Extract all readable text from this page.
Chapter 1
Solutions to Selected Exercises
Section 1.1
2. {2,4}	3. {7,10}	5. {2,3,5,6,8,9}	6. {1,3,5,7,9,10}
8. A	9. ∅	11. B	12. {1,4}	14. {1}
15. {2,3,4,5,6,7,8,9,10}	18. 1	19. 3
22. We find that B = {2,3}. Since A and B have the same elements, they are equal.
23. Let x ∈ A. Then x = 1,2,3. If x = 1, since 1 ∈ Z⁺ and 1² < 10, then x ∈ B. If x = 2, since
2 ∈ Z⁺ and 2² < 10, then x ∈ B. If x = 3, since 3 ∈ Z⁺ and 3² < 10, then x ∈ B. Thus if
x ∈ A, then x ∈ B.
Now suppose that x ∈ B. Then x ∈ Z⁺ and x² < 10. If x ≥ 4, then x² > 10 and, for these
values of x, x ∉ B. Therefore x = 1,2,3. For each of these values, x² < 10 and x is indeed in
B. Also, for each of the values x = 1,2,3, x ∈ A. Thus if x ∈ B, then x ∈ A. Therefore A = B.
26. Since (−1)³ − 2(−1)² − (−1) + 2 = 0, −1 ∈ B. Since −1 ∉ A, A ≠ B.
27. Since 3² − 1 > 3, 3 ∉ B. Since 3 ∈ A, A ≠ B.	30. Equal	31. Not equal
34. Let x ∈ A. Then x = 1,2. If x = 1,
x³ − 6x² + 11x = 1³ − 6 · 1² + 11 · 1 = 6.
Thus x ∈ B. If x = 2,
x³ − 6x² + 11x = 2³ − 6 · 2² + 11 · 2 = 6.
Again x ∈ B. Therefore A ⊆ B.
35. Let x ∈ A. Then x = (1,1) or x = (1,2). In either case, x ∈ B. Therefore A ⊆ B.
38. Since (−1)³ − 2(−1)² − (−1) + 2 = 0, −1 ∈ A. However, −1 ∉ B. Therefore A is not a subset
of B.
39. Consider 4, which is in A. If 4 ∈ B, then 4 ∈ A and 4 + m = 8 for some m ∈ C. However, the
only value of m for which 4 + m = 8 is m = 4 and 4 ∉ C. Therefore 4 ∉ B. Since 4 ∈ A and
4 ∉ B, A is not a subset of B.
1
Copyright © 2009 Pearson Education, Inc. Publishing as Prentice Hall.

***

> [EXERCISE AIM]: Repeat the material above exactly.

> [EXERCISE SOLUTION]:
Extract all readable text from this page.
Chapter 1
Solutions to Selected Exercises
Section 1.1
2. {2,4}	3. {7,10}	5. {2,3,5,6,8,9}	6. {1,3,5,7,9,10}
8. A	9. ∅	11. B	12. {1,4}	14. {1}
15. {2,3,4,5,6,7,8,9,10}	18. 1	19. 3
22. We find that B = {2,3}. Since A and B have the same elements, they are equal.
23. Let x ∈ A. Then x = 1,2,3. If x = 1, since 1 ∈ Z⁺ and 1² < 10, then x ∈ B. If x = 2, since
2 ∈ Z⁺ and 2² < 10, then x ∈ B. If x = 3, since 3 ∈ Z⁺ and 3² < 10, then x ∈ B. Thus if
x ∈ A, then x ∈ B.
Now suppose that x ∈ B. Then x ∈ Z⁺ and x² < 10. If x ≥ 4, then x² > 10 and, for these
values of x, x ∉ B. Therefore x = 1,2,3. For each of these values, x² < 10 and x is indeed in
B. Also, for each of the values x = 1,2,3, x ∈ A. Thus if x ∈ B, then x ∈ A. Therefore A = B.
26. Since (−1)³ − 2(−1)² − (−1) + 2 = 0, −1 ∈ B. Since −1 ∉ A, A ≠ B.
27. Since 3² − 1 > 3, 3 ∉ B. Since 3 ∈ A, A ≠ B.	30. Equal	31. Not equal
34. Let x ∈ A. Then x = 1,2. If x = 1,
x³ − 6x² + 11x = 1³ − 6 · 1² + 11 · 1 = 6.
Thus x ∈ B. If x = 2,
x³ − 6x² + 11x = 2³ − 6 · 2² + 11 · 2 = 6.
Again x ∈ B. Therefore A ⊆ B.
35. Let x ∈ A. Then x = (1,1) or x = (1,2). In either case, x ∈ B. Therefore A ⊆ B.
38. Since (−1)³ − 2(−1)² − (−1) + 2 = 0, −1 ∈ A. However, −1 ∉ B. Therefore A is not a subset
of B.
39. Consider 4, which is in A. If 4 ∈ B, then 4 ∈ A and 4 + m = 8 for some m ∈ C. However, the
only value of m for which 4 + m = 8 is m = 4 and 4 ∉ C. Therefore 4 ∉ B. Since 4 ∈ A and
4 ∉ B, A is not a subset of B.
1
Copyright © 2009 Pearson Education, Inc. Publishing as Prentice Hall.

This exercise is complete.